-- START Entries --

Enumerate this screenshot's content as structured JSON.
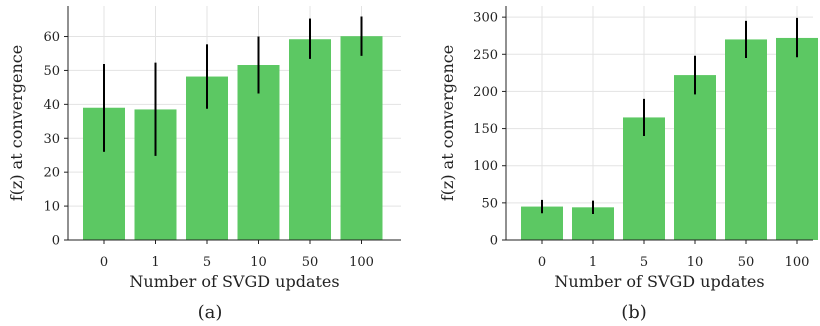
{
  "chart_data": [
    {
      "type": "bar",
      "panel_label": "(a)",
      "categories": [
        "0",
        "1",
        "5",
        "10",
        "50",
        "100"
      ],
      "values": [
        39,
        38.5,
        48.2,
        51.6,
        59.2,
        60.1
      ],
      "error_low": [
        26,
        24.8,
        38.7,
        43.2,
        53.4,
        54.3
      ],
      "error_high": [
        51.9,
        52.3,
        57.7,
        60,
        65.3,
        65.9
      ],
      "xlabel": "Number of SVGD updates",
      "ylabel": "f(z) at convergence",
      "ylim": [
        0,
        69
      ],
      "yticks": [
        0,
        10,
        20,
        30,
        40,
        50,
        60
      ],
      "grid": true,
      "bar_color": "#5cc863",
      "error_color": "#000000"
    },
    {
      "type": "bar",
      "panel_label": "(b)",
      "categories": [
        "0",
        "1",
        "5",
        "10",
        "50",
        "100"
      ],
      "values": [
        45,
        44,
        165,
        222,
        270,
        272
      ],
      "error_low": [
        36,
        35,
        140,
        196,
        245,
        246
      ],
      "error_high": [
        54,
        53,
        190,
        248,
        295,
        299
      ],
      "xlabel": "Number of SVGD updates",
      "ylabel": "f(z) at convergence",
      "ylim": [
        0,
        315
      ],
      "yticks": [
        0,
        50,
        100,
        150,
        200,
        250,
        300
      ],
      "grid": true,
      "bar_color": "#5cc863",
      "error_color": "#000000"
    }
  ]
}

-- END Entries --

* _Task directions_
Reproduce every line exactly and omit all pictures.

* _Result for this exercise_
Enumerate this screenshot's content as structured JSON.
{
  "chart_data": [
    {
      "type": "bar",
      "panel_label": "(a)",
      "categories": [
        "0",
        "1",
        "5",
        "10",
        "50",
        "100"
      ],
      "values": [
        39,
        38.5,
        48.2,
        51.6,
        59.2,
        60.1
      ],
      "error_low": [
        26,
        24.8,
        38.7,
        43.2,
        53.4,
        54.3
      ],
      "error_high": [
        51.9,
        52.3,
        57.7,
        60,
        65.3,
        65.9
      ],
      "xlabel": "Number of SVGD updates",
      "ylabel": "f(z) at convergence",
      "ylim": [
        0,
        69
      ],
      "yticks": [
        0,
        10,
        20,
        30,
        40,
        50,
        60
      ],
      "grid": true,
      "bar_color": "#5cc863",
      "error_color": "#000000"
    },
    {
      "type": "bar",
      "panel_label": "(b)",
      "categories": [
        "0",
        "1",
        "5",
        "10",
        "50",
        "100"
      ],
      "values": [
        45,
        44,
        165,
        222,
        270,
        272
      ],
      "error_low": [
        36,
        35,
        140,
        196,
        245,
        246
      ],
      "error_high": [
        54,
        53,
        190,
        248,
        295,
        299
      ],
      "xlabel": "Number of SVGD updates",
      "ylabel": "f(z) at convergence",
      "ylim": [
        0,
        315
      ],
      "yticks": [
        0,
        50,
        100,
        150,
        200,
        250,
        300
      ],
      "grid": true,
      "bar_color": "#5cc863",
      "error_color": "#000000"
    }
  ]
}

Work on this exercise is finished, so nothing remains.